(Entries drawn from a collection)
━━━━━━━━━━

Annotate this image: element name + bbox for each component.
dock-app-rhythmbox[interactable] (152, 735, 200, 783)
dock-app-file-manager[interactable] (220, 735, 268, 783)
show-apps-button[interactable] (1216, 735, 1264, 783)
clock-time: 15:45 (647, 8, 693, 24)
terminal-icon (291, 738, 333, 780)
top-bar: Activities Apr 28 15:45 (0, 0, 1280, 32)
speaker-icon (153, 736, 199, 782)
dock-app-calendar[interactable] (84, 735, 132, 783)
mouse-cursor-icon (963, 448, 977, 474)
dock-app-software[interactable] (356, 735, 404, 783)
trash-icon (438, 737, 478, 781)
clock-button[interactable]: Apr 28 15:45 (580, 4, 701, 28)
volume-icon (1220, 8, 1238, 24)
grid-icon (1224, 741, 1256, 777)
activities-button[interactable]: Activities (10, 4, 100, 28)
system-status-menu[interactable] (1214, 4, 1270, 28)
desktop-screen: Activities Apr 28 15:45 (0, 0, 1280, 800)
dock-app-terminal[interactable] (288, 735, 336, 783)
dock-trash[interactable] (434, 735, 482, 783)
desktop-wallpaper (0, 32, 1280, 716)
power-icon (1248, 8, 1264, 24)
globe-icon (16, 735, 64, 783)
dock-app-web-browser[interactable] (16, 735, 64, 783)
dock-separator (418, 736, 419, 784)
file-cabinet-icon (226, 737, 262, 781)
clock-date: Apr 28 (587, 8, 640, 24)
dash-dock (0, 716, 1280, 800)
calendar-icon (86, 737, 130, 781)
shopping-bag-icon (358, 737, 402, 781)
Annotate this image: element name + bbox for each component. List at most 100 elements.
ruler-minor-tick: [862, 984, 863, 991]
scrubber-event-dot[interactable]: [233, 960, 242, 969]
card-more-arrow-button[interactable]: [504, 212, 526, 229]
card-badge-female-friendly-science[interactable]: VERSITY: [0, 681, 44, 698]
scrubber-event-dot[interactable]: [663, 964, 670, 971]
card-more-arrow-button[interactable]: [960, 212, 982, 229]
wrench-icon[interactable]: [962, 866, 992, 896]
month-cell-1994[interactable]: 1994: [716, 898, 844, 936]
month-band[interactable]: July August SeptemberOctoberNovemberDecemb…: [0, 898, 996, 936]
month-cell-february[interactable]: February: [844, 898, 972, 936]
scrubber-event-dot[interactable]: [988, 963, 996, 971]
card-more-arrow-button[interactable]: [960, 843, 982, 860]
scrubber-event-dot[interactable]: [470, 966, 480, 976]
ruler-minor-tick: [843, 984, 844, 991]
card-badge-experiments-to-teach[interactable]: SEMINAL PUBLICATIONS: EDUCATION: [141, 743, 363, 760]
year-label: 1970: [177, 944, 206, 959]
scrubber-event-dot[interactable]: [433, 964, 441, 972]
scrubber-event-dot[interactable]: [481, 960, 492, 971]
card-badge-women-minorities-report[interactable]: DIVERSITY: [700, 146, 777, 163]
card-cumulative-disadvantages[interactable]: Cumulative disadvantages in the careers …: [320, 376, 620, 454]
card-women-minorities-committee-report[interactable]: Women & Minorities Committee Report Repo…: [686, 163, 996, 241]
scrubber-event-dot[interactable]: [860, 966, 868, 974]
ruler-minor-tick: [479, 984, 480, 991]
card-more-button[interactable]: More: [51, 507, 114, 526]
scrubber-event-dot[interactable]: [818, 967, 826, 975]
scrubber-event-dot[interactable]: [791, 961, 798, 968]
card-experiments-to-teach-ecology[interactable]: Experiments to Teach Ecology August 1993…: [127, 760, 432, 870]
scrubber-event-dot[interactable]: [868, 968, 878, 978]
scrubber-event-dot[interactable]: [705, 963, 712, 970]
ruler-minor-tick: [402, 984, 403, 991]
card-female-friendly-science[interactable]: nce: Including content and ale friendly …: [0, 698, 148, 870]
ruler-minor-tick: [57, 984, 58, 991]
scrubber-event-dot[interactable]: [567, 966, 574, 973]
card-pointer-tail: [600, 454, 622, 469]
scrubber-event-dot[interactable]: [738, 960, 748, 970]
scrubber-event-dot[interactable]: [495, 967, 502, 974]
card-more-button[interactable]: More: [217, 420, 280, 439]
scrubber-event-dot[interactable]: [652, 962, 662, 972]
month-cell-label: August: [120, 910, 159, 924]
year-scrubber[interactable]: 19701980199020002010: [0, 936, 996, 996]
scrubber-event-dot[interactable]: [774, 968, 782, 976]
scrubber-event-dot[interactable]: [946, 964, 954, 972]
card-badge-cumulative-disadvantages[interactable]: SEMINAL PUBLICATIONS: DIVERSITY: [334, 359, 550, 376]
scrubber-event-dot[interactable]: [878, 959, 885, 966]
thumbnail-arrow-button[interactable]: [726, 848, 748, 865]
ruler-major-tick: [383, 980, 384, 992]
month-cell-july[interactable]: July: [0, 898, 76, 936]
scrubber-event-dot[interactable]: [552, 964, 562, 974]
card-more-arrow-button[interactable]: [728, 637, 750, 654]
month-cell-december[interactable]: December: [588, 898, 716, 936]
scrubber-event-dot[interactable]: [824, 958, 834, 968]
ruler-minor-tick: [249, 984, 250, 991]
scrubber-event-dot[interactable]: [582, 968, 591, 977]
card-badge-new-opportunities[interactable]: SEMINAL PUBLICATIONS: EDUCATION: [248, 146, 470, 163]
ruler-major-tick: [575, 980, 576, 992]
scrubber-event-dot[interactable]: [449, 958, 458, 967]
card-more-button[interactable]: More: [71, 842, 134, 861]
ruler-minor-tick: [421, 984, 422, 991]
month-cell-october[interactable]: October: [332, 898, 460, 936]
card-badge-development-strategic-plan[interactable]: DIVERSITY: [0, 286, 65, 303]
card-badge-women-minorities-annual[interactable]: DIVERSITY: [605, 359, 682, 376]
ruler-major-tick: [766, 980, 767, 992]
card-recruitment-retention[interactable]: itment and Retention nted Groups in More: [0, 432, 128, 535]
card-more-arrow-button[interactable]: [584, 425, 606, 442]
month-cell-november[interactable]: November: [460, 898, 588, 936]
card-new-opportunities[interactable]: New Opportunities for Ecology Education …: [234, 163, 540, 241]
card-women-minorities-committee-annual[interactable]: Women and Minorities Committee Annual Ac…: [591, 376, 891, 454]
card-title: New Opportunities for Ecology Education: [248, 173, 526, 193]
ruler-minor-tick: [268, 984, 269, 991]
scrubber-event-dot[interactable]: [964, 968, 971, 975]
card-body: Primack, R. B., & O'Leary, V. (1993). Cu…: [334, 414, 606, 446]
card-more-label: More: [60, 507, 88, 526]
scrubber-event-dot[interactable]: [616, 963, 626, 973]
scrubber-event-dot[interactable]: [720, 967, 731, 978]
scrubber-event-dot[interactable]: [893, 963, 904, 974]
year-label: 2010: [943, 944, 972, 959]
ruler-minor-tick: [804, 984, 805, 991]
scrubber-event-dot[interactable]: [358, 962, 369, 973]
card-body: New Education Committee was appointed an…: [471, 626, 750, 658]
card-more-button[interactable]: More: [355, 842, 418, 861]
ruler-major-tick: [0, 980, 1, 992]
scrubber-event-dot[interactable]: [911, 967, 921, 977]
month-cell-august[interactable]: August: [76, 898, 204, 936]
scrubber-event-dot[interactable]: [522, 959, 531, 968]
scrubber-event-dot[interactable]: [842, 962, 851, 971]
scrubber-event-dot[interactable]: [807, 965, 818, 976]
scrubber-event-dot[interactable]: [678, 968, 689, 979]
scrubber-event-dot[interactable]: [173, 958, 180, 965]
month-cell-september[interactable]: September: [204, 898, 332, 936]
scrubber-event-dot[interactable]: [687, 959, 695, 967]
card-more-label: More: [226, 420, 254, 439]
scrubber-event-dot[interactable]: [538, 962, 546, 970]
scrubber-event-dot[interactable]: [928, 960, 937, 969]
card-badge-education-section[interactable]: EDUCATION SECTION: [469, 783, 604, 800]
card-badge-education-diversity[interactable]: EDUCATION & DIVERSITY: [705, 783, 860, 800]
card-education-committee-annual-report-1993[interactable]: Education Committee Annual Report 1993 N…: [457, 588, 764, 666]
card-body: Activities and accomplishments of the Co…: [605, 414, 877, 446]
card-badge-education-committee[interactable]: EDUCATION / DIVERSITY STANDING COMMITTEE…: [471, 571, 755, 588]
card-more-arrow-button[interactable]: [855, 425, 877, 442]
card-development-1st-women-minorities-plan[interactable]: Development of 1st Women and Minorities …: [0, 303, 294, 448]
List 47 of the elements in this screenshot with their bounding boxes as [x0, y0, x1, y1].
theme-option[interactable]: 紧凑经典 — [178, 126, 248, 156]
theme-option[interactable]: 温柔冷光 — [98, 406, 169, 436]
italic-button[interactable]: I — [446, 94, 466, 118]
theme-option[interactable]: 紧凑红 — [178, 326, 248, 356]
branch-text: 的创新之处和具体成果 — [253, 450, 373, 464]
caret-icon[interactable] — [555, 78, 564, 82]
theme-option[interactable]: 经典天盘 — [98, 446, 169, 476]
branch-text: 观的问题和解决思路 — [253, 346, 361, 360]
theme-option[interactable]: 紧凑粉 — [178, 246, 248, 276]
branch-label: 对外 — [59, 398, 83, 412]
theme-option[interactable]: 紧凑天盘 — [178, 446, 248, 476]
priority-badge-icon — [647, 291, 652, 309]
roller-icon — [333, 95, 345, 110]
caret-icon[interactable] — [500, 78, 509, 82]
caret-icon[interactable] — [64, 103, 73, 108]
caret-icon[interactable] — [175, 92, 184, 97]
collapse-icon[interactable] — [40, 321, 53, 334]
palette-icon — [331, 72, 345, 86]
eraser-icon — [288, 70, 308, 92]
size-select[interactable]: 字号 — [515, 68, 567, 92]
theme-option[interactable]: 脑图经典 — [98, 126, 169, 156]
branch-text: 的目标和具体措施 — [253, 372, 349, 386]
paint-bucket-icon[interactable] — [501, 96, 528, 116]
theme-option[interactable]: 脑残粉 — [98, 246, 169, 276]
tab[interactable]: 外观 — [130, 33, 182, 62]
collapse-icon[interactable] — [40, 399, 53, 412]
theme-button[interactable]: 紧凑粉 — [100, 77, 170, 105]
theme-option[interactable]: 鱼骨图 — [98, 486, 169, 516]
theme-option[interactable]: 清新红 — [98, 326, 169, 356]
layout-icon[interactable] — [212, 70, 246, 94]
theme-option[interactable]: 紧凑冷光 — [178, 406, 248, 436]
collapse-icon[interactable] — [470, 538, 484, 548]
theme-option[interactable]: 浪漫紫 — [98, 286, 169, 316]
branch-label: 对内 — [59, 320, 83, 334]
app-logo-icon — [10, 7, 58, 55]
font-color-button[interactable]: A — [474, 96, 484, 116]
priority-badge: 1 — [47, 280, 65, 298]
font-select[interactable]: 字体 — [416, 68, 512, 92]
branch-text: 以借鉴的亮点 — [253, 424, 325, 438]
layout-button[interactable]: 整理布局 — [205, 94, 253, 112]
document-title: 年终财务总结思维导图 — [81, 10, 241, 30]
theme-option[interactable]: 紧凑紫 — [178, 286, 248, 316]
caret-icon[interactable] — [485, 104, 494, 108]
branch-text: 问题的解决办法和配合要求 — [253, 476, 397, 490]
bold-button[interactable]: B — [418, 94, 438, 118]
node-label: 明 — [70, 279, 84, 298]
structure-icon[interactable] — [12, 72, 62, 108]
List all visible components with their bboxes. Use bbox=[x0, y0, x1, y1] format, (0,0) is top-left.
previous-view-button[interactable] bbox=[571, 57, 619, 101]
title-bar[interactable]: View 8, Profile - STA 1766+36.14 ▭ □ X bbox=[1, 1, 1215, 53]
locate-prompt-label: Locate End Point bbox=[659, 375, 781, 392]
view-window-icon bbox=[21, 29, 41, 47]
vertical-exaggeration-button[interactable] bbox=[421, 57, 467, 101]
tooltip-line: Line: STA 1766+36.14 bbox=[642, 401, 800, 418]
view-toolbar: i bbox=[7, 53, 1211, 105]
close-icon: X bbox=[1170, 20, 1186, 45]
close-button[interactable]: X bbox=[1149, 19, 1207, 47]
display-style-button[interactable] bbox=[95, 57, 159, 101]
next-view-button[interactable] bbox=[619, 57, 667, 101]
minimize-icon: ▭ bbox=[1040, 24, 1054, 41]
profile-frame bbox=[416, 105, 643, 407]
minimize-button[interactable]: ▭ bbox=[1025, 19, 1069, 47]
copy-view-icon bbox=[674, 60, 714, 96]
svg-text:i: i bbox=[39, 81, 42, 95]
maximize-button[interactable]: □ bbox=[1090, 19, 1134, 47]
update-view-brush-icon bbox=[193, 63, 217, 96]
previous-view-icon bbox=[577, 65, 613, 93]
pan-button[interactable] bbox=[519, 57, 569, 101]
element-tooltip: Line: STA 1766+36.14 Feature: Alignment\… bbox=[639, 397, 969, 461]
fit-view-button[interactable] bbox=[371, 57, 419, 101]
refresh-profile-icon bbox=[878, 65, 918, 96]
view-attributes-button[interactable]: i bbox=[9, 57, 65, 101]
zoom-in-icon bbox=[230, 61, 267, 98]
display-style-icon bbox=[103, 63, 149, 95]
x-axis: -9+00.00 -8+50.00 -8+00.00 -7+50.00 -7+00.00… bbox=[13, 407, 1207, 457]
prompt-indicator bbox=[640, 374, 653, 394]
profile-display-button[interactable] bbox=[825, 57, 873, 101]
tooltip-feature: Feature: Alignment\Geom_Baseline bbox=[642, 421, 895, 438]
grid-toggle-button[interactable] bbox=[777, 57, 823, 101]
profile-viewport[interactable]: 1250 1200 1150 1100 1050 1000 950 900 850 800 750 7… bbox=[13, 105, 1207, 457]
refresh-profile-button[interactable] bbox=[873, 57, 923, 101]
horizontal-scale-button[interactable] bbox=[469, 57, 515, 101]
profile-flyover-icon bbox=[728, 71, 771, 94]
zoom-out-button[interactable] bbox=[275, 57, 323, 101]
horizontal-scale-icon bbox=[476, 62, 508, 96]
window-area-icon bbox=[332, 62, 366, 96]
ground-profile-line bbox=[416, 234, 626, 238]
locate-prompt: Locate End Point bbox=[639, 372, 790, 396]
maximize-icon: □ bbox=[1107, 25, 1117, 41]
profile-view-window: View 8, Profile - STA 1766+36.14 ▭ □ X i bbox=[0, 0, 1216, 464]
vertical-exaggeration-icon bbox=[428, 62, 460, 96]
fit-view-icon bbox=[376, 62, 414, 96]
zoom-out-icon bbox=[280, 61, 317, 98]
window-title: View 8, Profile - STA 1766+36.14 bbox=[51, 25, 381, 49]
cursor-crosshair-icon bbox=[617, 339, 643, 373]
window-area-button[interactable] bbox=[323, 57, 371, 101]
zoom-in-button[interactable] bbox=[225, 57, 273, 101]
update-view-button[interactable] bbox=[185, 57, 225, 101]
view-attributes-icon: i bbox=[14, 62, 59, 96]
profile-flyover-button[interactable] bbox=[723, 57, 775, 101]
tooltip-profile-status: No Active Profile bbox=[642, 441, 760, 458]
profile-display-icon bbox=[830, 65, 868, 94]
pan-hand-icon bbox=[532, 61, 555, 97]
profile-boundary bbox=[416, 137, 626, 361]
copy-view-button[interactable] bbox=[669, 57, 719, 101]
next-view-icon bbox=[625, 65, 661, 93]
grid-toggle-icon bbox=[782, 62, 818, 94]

━━━━━━━━━━

Render the stretch of items from the very start through the line containing "clock-time: 15:45 (647, 8, 693, 24)" as a numbered list, leaving out any blank lines.

1. Annotate this image: element name + bbox for each component.
2. dock-app-rhythmbox[interactable] (152, 735, 200, 783)
3. dock-app-file-manager[interactable] (220, 735, 268, 783)
4. show-apps-button[interactable] (1216, 735, 1264, 783)
5. clock-time: 15:45 (647, 8, 693, 24)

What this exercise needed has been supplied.